• _Task objective_: Set down each record below precisely, skipping the pictures.

• _Provided records_:
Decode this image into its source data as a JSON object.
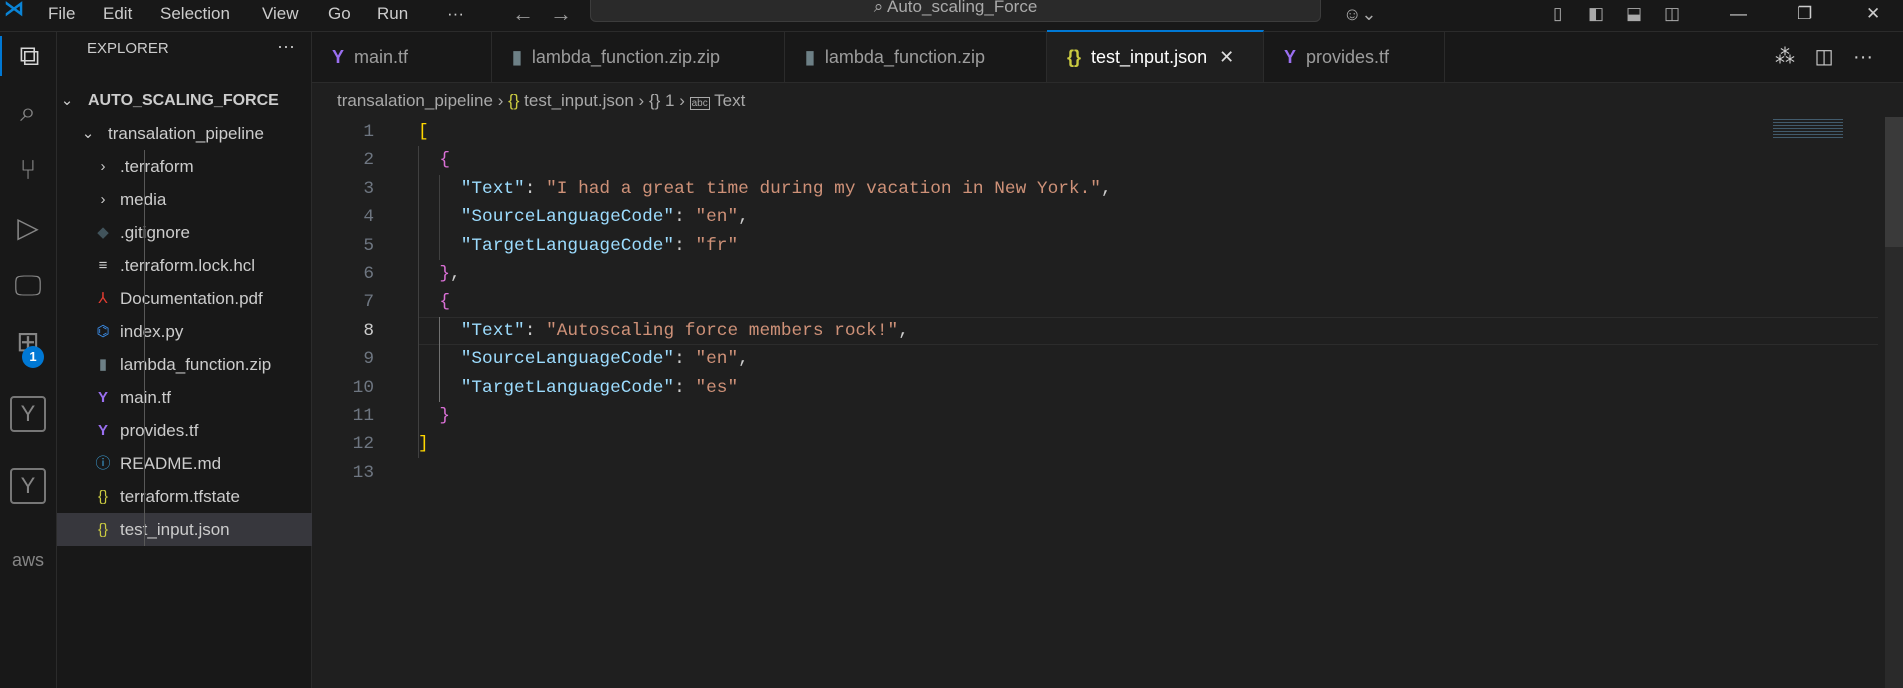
{
  "titlebar": {
    "menus": [
      "File",
      "Edit",
      "Selection",
      "View",
      "Go",
      "Run",
      "···"
    ],
    "search": "Auto_scaling_Force"
  },
  "activity": {
    "badge": "1",
    "aws": "aws"
  },
  "sidebar": {
    "title": "EXPLORER",
    "more": "···",
    "root": "AUTO_SCALING_FORCE",
    "items": [
      {
        "label": "transalation_pipeline",
        "kind": "folder-open",
        "depth": 1
      },
      {
        "label": ".terraform",
        "kind": "folder",
        "depth": 2
      },
      {
        "label": "media",
        "kind": "folder",
        "depth": 2
      },
      {
        "label": ".gitignore",
        "kind": "git",
        "depth": 2
      },
      {
        "label": ".terraform.lock.hcl",
        "kind": "lines",
        "depth": 2
      },
      {
        "label": "Documentation.pdf",
        "kind": "pdf",
        "depth": 2
      },
      {
        "label": "index.py",
        "kind": "python",
        "depth": 2
      },
      {
        "label": "lambda_function.zip",
        "kind": "zip",
        "depth": 2
      },
      {
        "label": "main.tf",
        "kind": "terraform",
        "depth": 2
      },
      {
        "label": "provides.tf",
        "kind": "terraform",
        "depth": 2
      },
      {
        "label": "README.md",
        "kind": "info",
        "depth": 2
      },
      {
        "label": "terraform.tfstate",
        "kind": "json",
        "depth": 2
      },
      {
        "label": "test_input.json",
        "kind": "json",
        "depth": 2,
        "selected": true
      }
    ]
  },
  "tabs": [
    {
      "label": "main.tf",
      "kind": "terraform"
    },
    {
      "label": "lambda_function.zip.zip",
      "kind": "zip"
    },
    {
      "label": "lambda_function.zip",
      "kind": "zip"
    },
    {
      "label": "test_input.json",
      "kind": "json",
      "active": true
    },
    {
      "label": "provides.tf",
      "kind": "terraform"
    }
  ],
  "breadcrumb": {
    "folder": "transalation_pipeline",
    "file": "test_input.json",
    "node": "1",
    "field": "Text"
  },
  "editor": {
    "current_line": 8,
    "lines": [
      [
        [
          "by",
          "["
        ]
      ],
      [
        [
          "p",
          "  "
        ],
        [
          "bp",
          "{"
        ]
      ],
      [
        [
          "p",
          "    "
        ],
        [
          "k",
          "\"Text\""
        ],
        [
          "p",
          ": "
        ],
        [
          "s",
          "\"I had a great time during my vacation in New York.\""
        ],
        [
          "p",
          ","
        ]
      ],
      [
        [
          "p",
          "    "
        ],
        [
          "k",
          "\"SourceLanguageCode\""
        ],
        [
          "p",
          ": "
        ],
        [
          "s",
          "\"en\""
        ],
        [
          "p",
          ","
        ]
      ],
      [
        [
          "p",
          "    "
        ],
        [
          "k",
          "\"TargetLanguageCode\""
        ],
        [
          "p",
          ": "
        ],
        [
          "s",
          "\"fr\""
        ]
      ],
      [
        [
          "p",
          "  "
        ],
        [
          "bp",
          "}"
        ],
        [
          "p",
          ","
        ]
      ],
      [
        [
          "p",
          "  "
        ],
        [
          "bp",
          "{"
        ]
      ],
      [
        [
          "p",
          "    "
        ],
        [
          "k",
          "\"Text\""
        ],
        [
          "p",
          ": "
        ],
        [
          "s",
          "\"Autoscaling force members rock!\""
        ],
        [
          "p",
          ","
        ]
      ],
      [
        [
          "p",
          "    "
        ],
        [
          "k",
          "\"SourceLanguageCode\""
        ],
        [
          "p",
          ": "
        ],
        [
          "s",
          "\"en\""
        ],
        [
          "p",
          ","
        ]
      ],
      [
        [
          "p",
          "    "
        ],
        [
          "k",
          "\"TargetLanguageCode\""
        ],
        [
          "p",
          ": "
        ],
        [
          "s",
          "\"es\""
        ]
      ],
      [
        [
          "p",
          "  "
        ],
        [
          "bp",
          "}"
        ]
      ],
      [
        [
          "by",
          "]"
        ]
      ],
      []
    ]
  }
}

• _Response to this task_:
Decode this image into its source data as a JSON object.
{
  "titlebar": {
    "menus": [
      "File",
      "Edit",
      "Selection",
      "View",
      "Go",
      "Run",
      "···"
    ],
    "search": "Auto_scaling_Force"
  },
  "activity": {
    "badge": "1",
    "aws": "aws"
  },
  "sidebar": {
    "title": "EXPLORER",
    "more": "···",
    "root": "AUTO_SCALING_FORCE",
    "items": [
      {
        "label": "transalation_pipeline",
        "kind": "folder-open",
        "depth": 1
      },
      {
        "label": ".terraform",
        "kind": "folder",
        "depth": 2
      },
      {
        "label": "media",
        "kind": "folder",
        "depth": 2
      },
      {
        "label": ".gitignore",
        "kind": "git",
        "depth": 2
      },
      {
        "label": ".terraform.lock.hcl",
        "kind": "lines",
        "depth": 2
      },
      {
        "label": "Documentation.pdf",
        "kind": "pdf",
        "depth": 2
      },
      {
        "label": "index.py",
        "kind": "python",
        "depth": 2
      },
      {
        "label": "lambda_function.zip",
        "kind": "zip",
        "depth": 2
      },
      {
        "label": "main.tf",
        "kind": "terraform",
        "depth": 2
      },
      {
        "label": "provides.tf",
        "kind": "terraform",
        "depth": 2
      },
      {
        "label": "README.md",
        "kind": "info",
        "depth": 2
      },
      {
        "label": "terraform.tfstate",
        "kind": "json",
        "depth": 2
      },
      {
        "label": "test_input.json",
        "kind": "json",
        "depth": 2,
        "selected": true
      }
    ]
  },
  "tabs": [
    {
      "label": "main.tf",
      "kind": "terraform"
    },
    {
      "label": "lambda_function.zip.zip",
      "kind": "zip"
    },
    {
      "label": "lambda_function.zip",
      "kind": "zip"
    },
    {
      "label": "test_input.json",
      "kind": "json",
      "active": true
    },
    {
      "label": "provides.tf",
      "kind": "terraform"
    }
  ],
  "breadcrumb": {
    "folder": "transalation_pipeline",
    "file": "test_input.json",
    "node": "1",
    "field": "Text"
  },
  "editor": {
    "current_line": 8,
    "lines": [
      [
        [
          "by",
          "["
        ]
      ],
      [
        [
          "p",
          "  "
        ],
        [
          "bp",
          "{"
        ]
      ],
      [
        [
          "p",
          "    "
        ],
        [
          "k",
          "\"Text\""
        ],
        [
          "p",
          ": "
        ],
        [
          "s",
          "\"I had a great time during my vacation in New York.\""
        ],
        [
          "p",
          ","
        ]
      ],
      [
        [
          "p",
          "    "
        ],
        [
          "k",
          "\"SourceLanguageCode\""
        ],
        [
          "p",
          ": "
        ],
        [
          "s",
          "\"en\""
        ],
        [
          "p",
          ","
        ]
      ],
      [
        [
          "p",
          "    "
        ],
        [
          "k",
          "\"TargetLanguageCode\""
        ],
        [
          "p",
          ": "
        ],
        [
          "s",
          "\"fr\""
        ]
      ],
      [
        [
          "p",
          "  "
        ],
        [
          "bp",
          "}"
        ],
        [
          "p",
          ","
        ]
      ],
      [
        [
          "p",
          "  "
        ],
        [
          "bp",
          "{"
        ]
      ],
      [
        [
          "p",
          "    "
        ],
        [
          "k",
          "\"Text\""
        ],
        [
          "p",
          ": "
        ],
        [
          "s",
          "\"Autoscaling force members rock!\""
        ],
        [
          "p",
          ","
        ]
      ],
      [
        [
          "p",
          "    "
        ],
        [
          "k",
          "\"SourceLanguageCode\""
        ],
        [
          "p",
          ": "
        ],
        [
          "s",
          "\"en\""
        ],
        [
          "p",
          ","
        ]
      ],
      [
        [
          "p",
          "    "
        ],
        [
          "k",
          "\"TargetLanguageCode\""
        ],
        [
          "p",
          ": "
        ],
        [
          "s",
          "\"es\""
        ]
      ],
      [
        [
          "p",
          "  "
        ],
        [
          "bp",
          "}"
        ]
      ],
      [
        [
          "by",
          "]"
        ]
      ],
      []
    ]
  }
}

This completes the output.